Written request: Reproduce the records below exactly as they appear.

--------------------------------

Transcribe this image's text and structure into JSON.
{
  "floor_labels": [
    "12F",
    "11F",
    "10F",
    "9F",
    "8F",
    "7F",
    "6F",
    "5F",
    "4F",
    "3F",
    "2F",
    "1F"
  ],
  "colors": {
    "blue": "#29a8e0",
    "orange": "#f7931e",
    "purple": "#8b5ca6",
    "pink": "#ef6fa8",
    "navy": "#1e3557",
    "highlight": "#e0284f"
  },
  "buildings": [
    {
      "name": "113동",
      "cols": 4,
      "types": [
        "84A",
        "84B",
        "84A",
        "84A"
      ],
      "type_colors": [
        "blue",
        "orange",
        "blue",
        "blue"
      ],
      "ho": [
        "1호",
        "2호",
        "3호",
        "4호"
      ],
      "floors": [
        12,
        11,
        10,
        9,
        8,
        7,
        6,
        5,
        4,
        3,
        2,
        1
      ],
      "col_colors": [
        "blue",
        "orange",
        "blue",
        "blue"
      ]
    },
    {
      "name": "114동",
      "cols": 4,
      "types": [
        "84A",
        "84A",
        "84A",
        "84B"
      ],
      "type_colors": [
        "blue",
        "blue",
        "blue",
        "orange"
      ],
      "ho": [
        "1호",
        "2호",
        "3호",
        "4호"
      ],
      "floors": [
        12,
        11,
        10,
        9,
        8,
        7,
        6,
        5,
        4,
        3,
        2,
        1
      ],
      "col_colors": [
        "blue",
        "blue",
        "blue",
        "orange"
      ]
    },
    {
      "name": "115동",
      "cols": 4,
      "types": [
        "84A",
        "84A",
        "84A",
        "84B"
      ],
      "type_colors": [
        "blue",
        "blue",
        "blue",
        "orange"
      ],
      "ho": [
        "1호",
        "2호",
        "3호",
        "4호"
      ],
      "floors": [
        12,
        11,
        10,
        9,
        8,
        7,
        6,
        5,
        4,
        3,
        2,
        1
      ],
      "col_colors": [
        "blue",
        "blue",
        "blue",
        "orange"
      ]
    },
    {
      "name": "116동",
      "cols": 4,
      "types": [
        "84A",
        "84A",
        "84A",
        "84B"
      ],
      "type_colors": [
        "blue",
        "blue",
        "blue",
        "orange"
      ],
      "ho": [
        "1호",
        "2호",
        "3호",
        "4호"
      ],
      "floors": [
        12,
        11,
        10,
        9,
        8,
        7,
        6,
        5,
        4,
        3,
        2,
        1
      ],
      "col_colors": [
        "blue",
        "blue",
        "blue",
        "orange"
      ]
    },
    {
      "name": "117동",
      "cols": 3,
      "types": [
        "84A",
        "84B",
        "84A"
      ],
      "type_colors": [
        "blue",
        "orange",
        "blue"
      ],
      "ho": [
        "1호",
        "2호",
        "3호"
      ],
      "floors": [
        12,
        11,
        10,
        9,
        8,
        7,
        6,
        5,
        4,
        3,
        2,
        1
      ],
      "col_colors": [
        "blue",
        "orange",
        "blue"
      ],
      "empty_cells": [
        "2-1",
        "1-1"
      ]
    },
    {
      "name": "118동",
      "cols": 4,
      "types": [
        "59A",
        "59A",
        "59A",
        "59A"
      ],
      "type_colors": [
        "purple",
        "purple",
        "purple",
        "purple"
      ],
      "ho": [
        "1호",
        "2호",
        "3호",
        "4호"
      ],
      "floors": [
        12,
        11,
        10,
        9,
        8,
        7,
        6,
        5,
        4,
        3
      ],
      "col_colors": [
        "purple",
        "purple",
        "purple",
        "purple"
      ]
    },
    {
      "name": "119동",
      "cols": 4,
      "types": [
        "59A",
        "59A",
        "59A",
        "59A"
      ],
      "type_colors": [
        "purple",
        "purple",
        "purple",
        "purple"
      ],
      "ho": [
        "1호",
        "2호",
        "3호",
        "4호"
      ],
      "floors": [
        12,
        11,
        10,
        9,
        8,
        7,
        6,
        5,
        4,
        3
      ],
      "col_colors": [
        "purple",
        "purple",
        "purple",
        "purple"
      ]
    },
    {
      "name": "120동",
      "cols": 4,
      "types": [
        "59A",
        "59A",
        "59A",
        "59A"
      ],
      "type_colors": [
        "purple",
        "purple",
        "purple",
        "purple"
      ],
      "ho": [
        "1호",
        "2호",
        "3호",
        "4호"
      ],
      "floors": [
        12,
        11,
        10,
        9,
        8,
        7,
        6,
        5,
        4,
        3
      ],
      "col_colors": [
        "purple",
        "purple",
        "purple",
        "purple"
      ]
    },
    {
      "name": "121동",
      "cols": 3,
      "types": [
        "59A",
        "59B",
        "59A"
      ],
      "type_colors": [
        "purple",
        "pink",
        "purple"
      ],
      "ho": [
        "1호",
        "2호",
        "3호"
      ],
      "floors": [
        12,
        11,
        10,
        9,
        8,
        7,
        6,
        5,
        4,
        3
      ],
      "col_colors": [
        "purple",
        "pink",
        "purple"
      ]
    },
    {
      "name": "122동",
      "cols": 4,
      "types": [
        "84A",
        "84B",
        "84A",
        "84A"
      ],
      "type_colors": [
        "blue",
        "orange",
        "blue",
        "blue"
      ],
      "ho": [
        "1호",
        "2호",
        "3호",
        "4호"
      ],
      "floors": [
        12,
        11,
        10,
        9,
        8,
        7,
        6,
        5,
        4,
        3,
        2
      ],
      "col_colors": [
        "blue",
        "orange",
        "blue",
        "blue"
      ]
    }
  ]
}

--------------------------------

Output for this exercise:
Transcribe this image's text and structure into JSON.
{
  "floor_labels": [
    "12F",
    "11F",
    "10F",
    "9F",
    "8F",
    "7F",
    "6F",
    "5F",
    "4F",
    "3F",
    "2F",
    "1F"
  ],
  "colors": {
    "blue": "#29a8e0",
    "orange": "#f7931e",
    "purple": "#8b5ca6",
    "pink": "#ef6fa8",
    "navy": "#1e3557",
    "highlight": "#e0284f"
  },
  "buildings": [
    {
      "name": "113동",
      "cols": 4,
      "types": [
        "84A",
        "84B",
        "84A",
        "84A"
      ],
      "type_colors": [
        "blue",
        "orange",
        "blue",
        "blue"
      ],
      "ho": [
        "1호",
        "2호",
        "3호",
        "4호"
      ],
      "floors": [
        12,
        11,
        10,
        9,
        8,
        7,
        6,
        5,
        4,
        3,
        2,
        1
      ],
      "col_colors": [
        "blue",
        "orange",
        "blue",
        "blue"
      ]
    },
    {
      "name": "114동",
      "cols": 4,
      "types": [
        "84A",
        "84A",
        "84A",
        "84B"
      ],
      "type_colors": [
        "blue",
        "blue",
        "blue",
        "orange"
      ],
      "ho": [
        "1호",
        "2호",
        "3호",
        "4호"
      ],
      "floors": [
        12,
        11,
        10,
        9,
        8,
        7,
        6,
        5,
        4,
        3,
        2,
        1
      ],
      "col_colors": [
        "blue",
        "blue",
        "blue",
        "orange"
      ]
    },
    {
      "name": "115동",
      "cols": 4,
      "types": [
        "84A",
        "84A",
        "84A",
        "84B"
      ],
      "type_colors": [
        "blue",
        "blue",
        "blue",
        "orange"
      ],
      "ho": [
        "1호",
        "2호",
        "3호",
        "4호"
      ],
      "floors": [
        12,
        11,
        10,
        9,
        8,
        7,
        6,
        5,
        4,
        3,
        2,
        1
      ],
      "col_colors": [
        "blue",
        "blue",
        "blue",
        "orange"
      ]
    },
    {
      "name": "116동",
      "cols": 4,
      "types": [
        "84A",
        "84A",
        "84A",
        "84B"
      ],
      "type_colors": [
        "blue",
        "blue",
        "blue",
        "orange"
      ],
      "ho": [
        "1호",
        "2호",
        "3호",
        "4호"
      ],
      "floors": [
        12,
        11,
        10,
        9,
        8,
        7,
        6,
        5,
        4,
        3,
        2,
        1
      ],
      "col_colors": [
        "blue",
        "blue",
        "blue",
        "orange"
      ]
    },
    {
      "name": "117동",
      "cols": 3,
      "types": [
        "84A",
        "84B",
        "84A"
      ],
      "type_colors": [
        "blue",
        "orange",
        "blue"
      ],
      "ho": [
        "1호",
        "2호",
        "3호"
      ],
      "floors": [
        12,
        11,
        10,
        9,
        8,
        7,
        6,
        5,
        4,
        3,
        2,
        1
      ],
      "col_colors": [
        "blue",
        "orange",
        "blue"
      ],
      "empty_cells": [
        "2-1",
        "1-1"
      ]
    },
    {
      "name": "118동",
      "cols": 4,
      "types": [
        "59A",
        "59A",
        "59A",
        "59A"
      ],
      "type_colors": [
        "purple",
        "purple",
        "purple",
        "purple"
      ],
      "ho": [
        "1호",
        "2호",
        "3호",
        "4호"
      ],
      "floors": [
        12,
        11,
        10,
        9,
        8,
        7,
        6,
        5,
        4,
        3
      ],
      "col_colors": [
        "purple",
        "purple",
        "purple",
        "purple"
      ]
    },
    {
      "name": "119동",
      "cols": 4,
      "types": [
        "59A",
        "59A",
        "59A",
        "59A"
      ],
      "type_colors": [
        "purple",
        "purple",
        "purple",
        "purple"
      ],
      "ho": [
        "1호",
        "2호",
        "3호",
        "4호"
      ],
      "floors": [
        12,
        11,
        10,
        9,
        8,
        7,
        6,
        5,
        4,
        3
      ],
      "col_colors": [
        "purple",
        "purple",
        "purple",
        "purple"
      ]
    },
    {
      "name": "120동",
      "cols": 4,
      "types": [
        "59A",
        "59A",
        "59A",
        "59A"
      ],
      "type_colors": [
        "purple",
        "purple",
        "purple",
        "purple"
      ],
      "ho": [
        "1호",
        "2호",
        "3호",
        "4호"
      ],
      "floors": [
        12,
        11,
        10,
        9,
        8,
        7,
        6,
        5,
        4,
        3
      ],
      "col_colors": [
        "purple",
        "purple",
        "purple",
        "purple"
      ]
    },
    {
      "name": "121동",
      "cols": 3,
      "types": [
        "59A",
        "59B",
        "59A"
      ],
      "type_colors": [
        "purple",
        "pink",
        "purple"
      ],
      "ho": [
        "1호",
        "2호",
        "3호"
      ],
      "floors": [
        12,
        11,
        10,
        9,
        8,
        7,
        6,
        5,
        4,
        3
      ],
      "col_colors": [
        "purple",
        "pink",
        "purple"
      ]
    },
    {
      "name": "122동",
      "cols": 4,
      "types": [
        "84A",
        "84B",
        "84A",
        "84A"
      ],
      "type_colors": [
        "blue",
        "orange",
        "blue",
        "blue"
      ],
      "ho": [
        "1호",
        "2호",
        "3호",
        "4호"
      ],
      "floors": [
        12,
        11,
        10,
        9,
        8,
        7,
        6,
        5,
        4,
        3,
        2
      ],
      "col_colors": [
        "blue",
        "orange",
        "blue",
        "blue"
      ]
    }
  ]
}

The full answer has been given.